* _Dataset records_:

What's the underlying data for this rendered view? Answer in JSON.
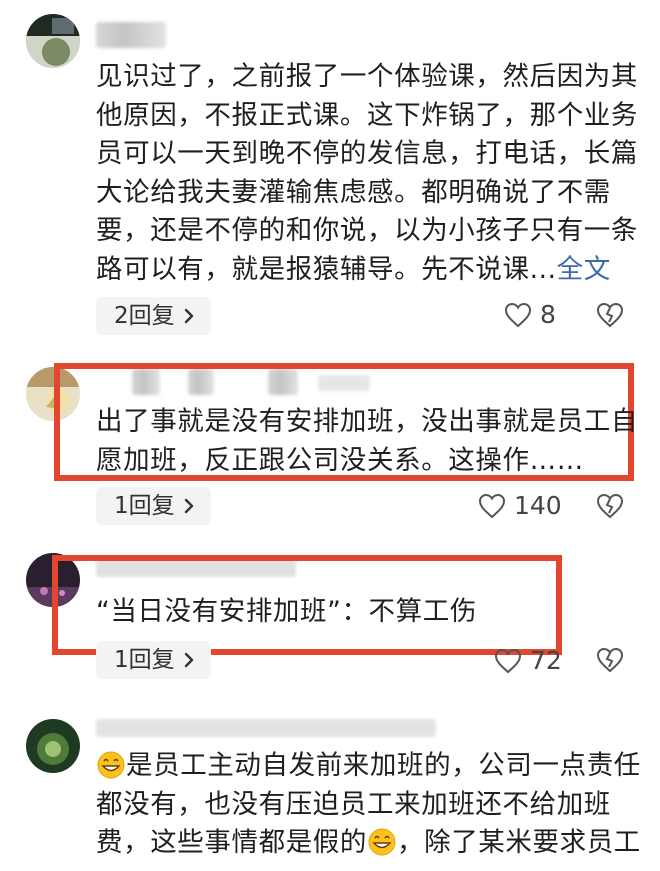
{
  "comments": [
    {
      "text": "见识过了，之前报了一个体验课，然后因为其他原因，不报正式课。这下炸锅了，那个业务员可以一天到晚不停的发信息，打电话，长篇大论给我夫妻灌输焦虑感。都明确说了不需要，还是不停的和你说，以为小孩子只有一条路可以有，就是报猿辅导。先不说课...",
      "expand_label": "全文",
      "reply_label": "2回复",
      "likes": "8",
      "highlighted": false
    },
    {
      "text": "出了事就是没有安排加班，没出事就是员工自愿加班，反正跟公司没关系。这操作……",
      "reply_label": "1回复",
      "likes": "140",
      "highlighted": true
    },
    {
      "text": "“当日没有安排加班”：不算工伤",
      "reply_label": "1回复",
      "likes": "72",
      "highlighted": true
    },
    {
      "text_part1": "是员工主动自发前来加班的，公司一点责任都没有，也没有压迫员工来加班还不给加班费，这些事情都是假的",
      "text_part2": "，除了某米要求员工",
      "emoji": "grinning-face-emoji",
      "highlighted": false
    }
  ],
  "colors": {
    "highlight_border": "#e2462e",
    "link": "#3d6aa8",
    "reply_bg": "#f3f3f3"
  }
}
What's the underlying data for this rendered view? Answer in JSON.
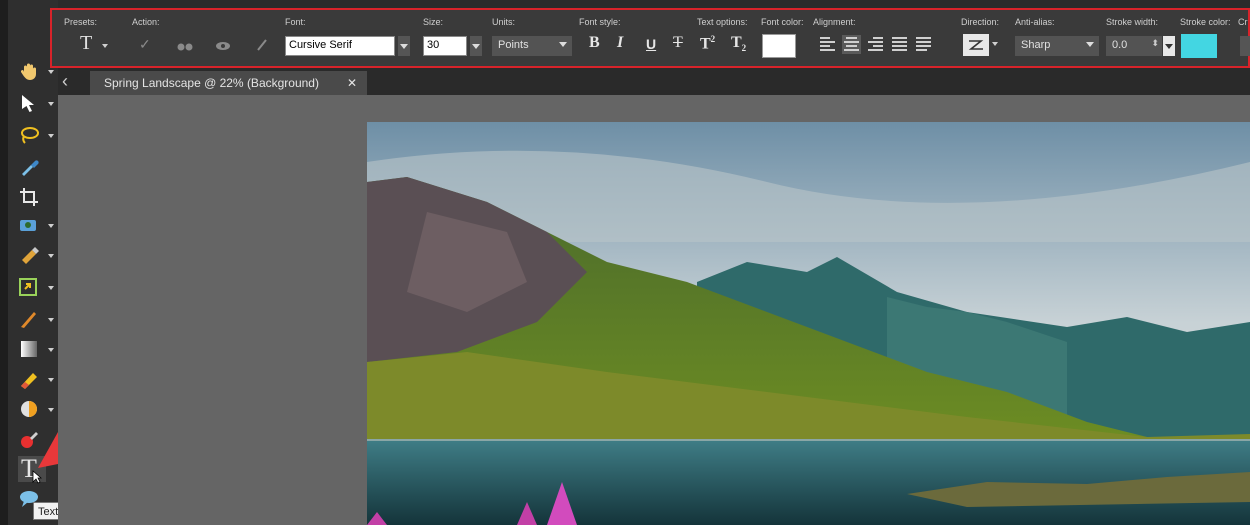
{
  "toolbar": {
    "presets_label": "Presets:",
    "action_label": "Action:",
    "font_label": "Font:",
    "font_value": "Cursive Serif",
    "size_label": "Size:",
    "size_value": "30",
    "units_label": "Units:",
    "units_value": "Points",
    "fontstyle_label": "Font style:",
    "textoptions_label": "Text options:",
    "fontcolor_label": "Font color:",
    "alignment_label": "Alignment:",
    "direction_label": "Direction:",
    "antialias_label": "Anti-alias:",
    "antialias_value": "Sharp",
    "strokewidth_label": "Stroke width:",
    "strokewidth_value": "0.0",
    "strokecolor_label": "Stroke color:",
    "trailing_label": "Cr",
    "preset_glyph": "T",
    "bold": "B",
    "italic": "I",
    "underline": "U",
    "strike": "T",
    "superscript_base": "T",
    "superscript_exp": "2",
    "subscript_base": "T",
    "subscript_sub": "2",
    "font_color": "#ffffff",
    "stroke_color": "#43d6e2",
    "highlight_border": "#d8232a"
  },
  "document": {
    "tab_title": "Spring Landscape @  22% (Background)",
    "close_glyph": "✕",
    "back_glyph": "‹"
  },
  "tools": [
    {
      "name": "pan-tool-icon"
    },
    {
      "name": "pick-tool-icon"
    },
    {
      "name": "lasso-selection-icon"
    },
    {
      "name": "eyedropper-icon"
    },
    {
      "name": "crop-icon"
    },
    {
      "name": "red-eye-icon"
    },
    {
      "name": "clone-brush-icon"
    },
    {
      "name": "scratch-remover-icon"
    },
    {
      "name": "paint-brush-icon"
    },
    {
      "name": "gradient-fill-icon"
    },
    {
      "name": "eraser-icon"
    },
    {
      "name": "dodge-icon"
    },
    {
      "name": "color-replacer-icon"
    },
    {
      "name": "text-tool-icon"
    },
    {
      "name": "speech-bubble-icon"
    }
  ],
  "tooltip": "Text Tool (T)",
  "arrow_color": "#e8383a"
}
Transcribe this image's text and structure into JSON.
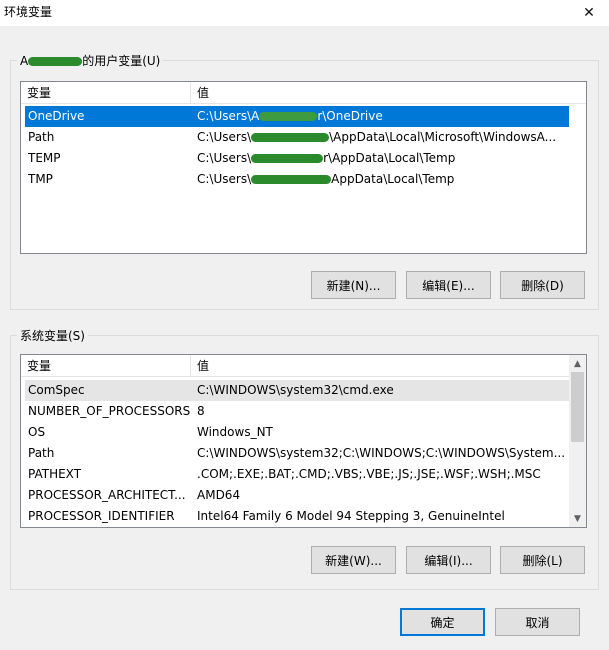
{
  "window": {
    "title": "环境变量",
    "close_glyph": "✕"
  },
  "user_vars": {
    "group_label_prefix": "A",
    "group_label_suffix": "的用户变量(U)",
    "col_var": "变量",
    "col_val": "值",
    "rows": [
      {
        "name": "OneDrive",
        "val_a": "C:\\Users\\A",
        "val_b": "r\\OneDrive"
      },
      {
        "name": "Path",
        "val_a": "C:\\Users\\",
        "val_b": "\\AppData\\Local\\Microsoft\\WindowsA..."
      },
      {
        "name": "TEMP",
        "val_a": "C:\\Users\\",
        "val_b": "r\\AppData\\Local\\Temp"
      },
      {
        "name": "TMP",
        "val_a": "C:\\Users\\",
        "val_b": "AppData\\Local\\Temp"
      }
    ],
    "new_label": "新建(N)...",
    "edit_label": "编辑(E)...",
    "delete_label": "删除(D)"
  },
  "system_vars": {
    "group_label": "系统变量(S)",
    "col_var": "变量",
    "col_val": "值",
    "rows": [
      {
        "name": "ComSpec",
        "value": "C:\\WINDOWS\\system32\\cmd.exe"
      },
      {
        "name": "NUMBER_OF_PROCESSORS",
        "value": "8"
      },
      {
        "name": "OS",
        "value": "Windows_NT"
      },
      {
        "name": "Path",
        "value": "C:\\WINDOWS\\system32;C:\\WINDOWS;C:\\WINDOWS\\System..."
      },
      {
        "name": "PATHEXT",
        "value": ".COM;.EXE;.BAT;.CMD;.VBS;.VBE;.JS;.JSE;.WSF;.WSH;.MSC"
      },
      {
        "name": "PROCESSOR_ARCHITECT...",
        "value": "AMD64"
      },
      {
        "name": "PROCESSOR_IDENTIFIER",
        "value": "Intel64 Family 6 Model 94 Stepping 3, GenuineIntel"
      }
    ],
    "new_label": "新建(W)...",
    "edit_label": "编辑(I)...",
    "delete_label": "删除(L)"
  },
  "footer": {
    "ok_label": "确定",
    "cancel_label": "取消"
  },
  "colors": {
    "selection": "#0078d7",
    "redaction": "#2b8a2b"
  }
}
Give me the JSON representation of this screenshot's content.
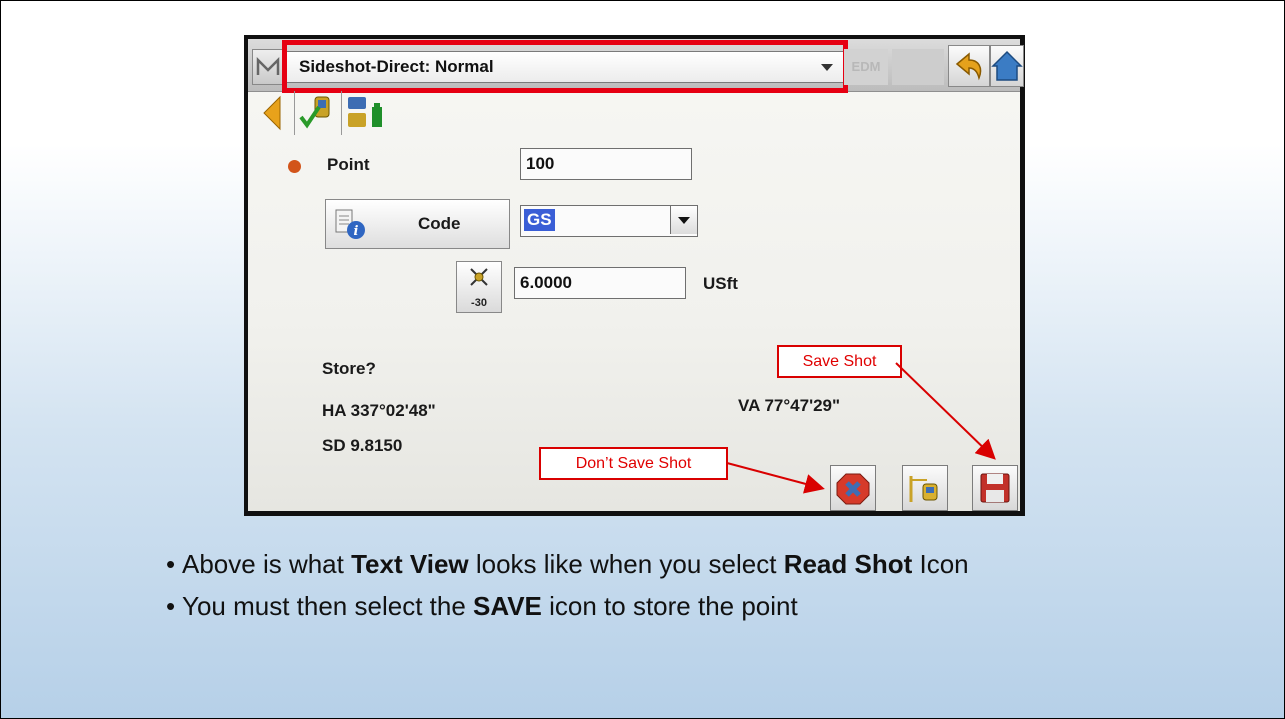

* _TASK REQUIREMENTS_: Copy the entries above faithfully and omit every image.

* _SOLUTION FOR THIS TASK_:
What's the underlying data for this rendered view? Answer in JSON.
{
  "comments": [
    {
      "text": "见识过了，之前报了一个体验课，然后因为其他原因，不报正式课。这下炸锅了，那个业务员可以一天到晚不停的发信息，打电话，长篇大论给我夫妻灌输焦虑感。都明确说了不需要，还是不停的和你说，以为小孩子只有一条路可以有，就是报猿辅导。先不说课...",
      "expand_label": "全文",
      "reply_label": "2回复",
      "likes": "8",
      "highlighted": false
    },
    {
      "text": "出了事就是没有安排加班，没出事就是员工自愿加班，反正跟公司没关系。这操作……",
      "reply_label": "1回复",
      "likes": "140",
      "highlighted": true
    },
    {
      "text": "“当日没有安排加班”：不算工伤",
      "reply_label": "1回复",
      "likes": "72",
      "highlighted": true
    },
    {
      "text_part1": "是员工主动自发前来加班的，公司一点责任都没有，也没有压迫员工来加班还不给加班费，这些事情都是假的",
      "text_part2": "，除了某米要求员工",
      "emoji": "grinning-face-emoji",
      "highlighted": false
    }
  ],
  "colors": {
    "highlight_border": "#e2462e",
    "link": "#3d6aa8",
    "reply_bg": "#f3f3f3"
  }
}
What's the underlying data for this rendered view? Answer in JSON.
{
  "toolbar": {
    "presets_label": "Presets:",
    "action_label": "Action:",
    "font_label": "Font:",
    "font_value": "Cursive Serif",
    "size_label": "Size:",
    "size_value": "30",
    "units_label": "Units:",
    "units_value": "Points",
    "fontstyle_label": "Font style:",
    "textoptions_label": "Text options:",
    "fontcolor_label": "Font color:",
    "alignment_label": "Alignment:",
    "direction_label": "Direction:",
    "antialias_label": "Anti-alias:",
    "antialias_value": "Sharp",
    "strokewidth_label": "Stroke width:",
    "strokewidth_value": "0.0",
    "strokecolor_label": "Stroke color:",
    "trailing_label": "Cr",
    "preset_glyph": "T",
    "bold": "B",
    "italic": "I",
    "underline": "U",
    "strike": "T",
    "superscript_base": "T",
    "superscript_exp": "2",
    "subscript_base": "T",
    "subscript_sub": "2",
    "font_color": "#ffffff",
    "stroke_color": "#43d6e2",
    "highlight_border": "#d8232a"
  },
  "document": {
    "tab_title": "Spring Landscape @  22% (Background)",
    "close_glyph": "✕",
    "back_glyph": "‹"
  },
  "tools": [
    {
      "name": "pan-tool-icon"
    },
    {
      "name": "pick-tool-icon"
    },
    {
      "name": "lasso-selection-icon"
    },
    {
      "name": "eyedropper-icon"
    },
    {
      "name": "crop-icon"
    },
    {
      "name": "red-eye-icon"
    },
    {
      "name": "clone-brush-icon"
    },
    {
      "name": "scratch-remover-icon"
    },
    {
      "name": "paint-brush-icon"
    },
    {
      "name": "gradient-fill-icon"
    },
    {
      "name": "eraser-icon"
    },
    {
      "name": "dodge-icon"
    },
    {
      "name": "color-replacer-icon"
    },
    {
      "name": "text-tool-icon"
    },
    {
      "name": "speech-bubble-icon"
    }
  ],
  "tooltip": "Text Tool (T)",
  "arrow_color": "#e8383a"
}
Transcribe this image's text and structure into JSON.
{
  "window": {
    "title": "环境变量",
    "close_glyph": "✕"
  },
  "user_vars": {
    "group_label_prefix": "A",
    "group_label_suffix": "的用户变量(U)",
    "col_var": "变量",
    "col_val": "值",
    "rows": [
      {
        "name": "OneDrive",
        "val_a": "C:\\Users\\A",
        "val_b": "r\\OneDrive"
      },
      {
        "name": "Path",
        "val_a": "C:\\Users\\",
        "val_b": "\\AppData\\Local\\Microsoft\\WindowsA..."
      },
      {
        "name": "TEMP",
        "val_a": "C:\\Users\\",
        "val_b": "r\\AppData\\Local\\Temp"
      },
      {
        "name": "TMP",
        "val_a": "C:\\Users\\",
        "val_b": "AppData\\Local\\Temp"
      }
    ],
    "new_label": "新建(N)...",
    "edit_label": "编辑(E)...",
    "delete_label": "删除(D)"
  },
  "system_vars": {
    "group_label": "系统变量(S)",
    "col_var": "变量",
    "col_val": "值",
    "rows": [
      {
        "name": "ComSpec",
        "value": "C:\\WINDOWS\\system32\\cmd.exe"
      },
      {
        "name": "NUMBER_OF_PROCESSORS",
        "value": "8"
      },
      {
        "name": "OS",
        "value": "Windows_NT"
      },
      {
        "name": "Path",
        "value": "C:\\WINDOWS\\system32;C:\\WINDOWS;C:\\WINDOWS\\System..."
      },
      {
        "name": "PATHEXT",
        "value": ".COM;.EXE;.BAT;.CMD;.VBS;.VBE;.JS;.JSE;.WSF;.WSH;.MSC"
      },
      {
        "name": "PROCESSOR_ARCHITECT...",
        "value": "AMD64"
      },
      {
        "name": "PROCESSOR_IDENTIFIER",
        "value": "Intel64 Family 6 Model 94 Stepping 3, GenuineIntel"
      }
    ],
    "new_label": "新建(W)...",
    "edit_label": "编辑(I)...",
    "delete_label": "删除(L)"
  },
  "footer": {
    "ok_label": "确定",
    "cancel_label": "取消"
  },
  "colors": {
    "selection": "#0078d7",
    "redaction": "#2b8a2b"
  }
}
Give me the JSON representation of this screenshot's content.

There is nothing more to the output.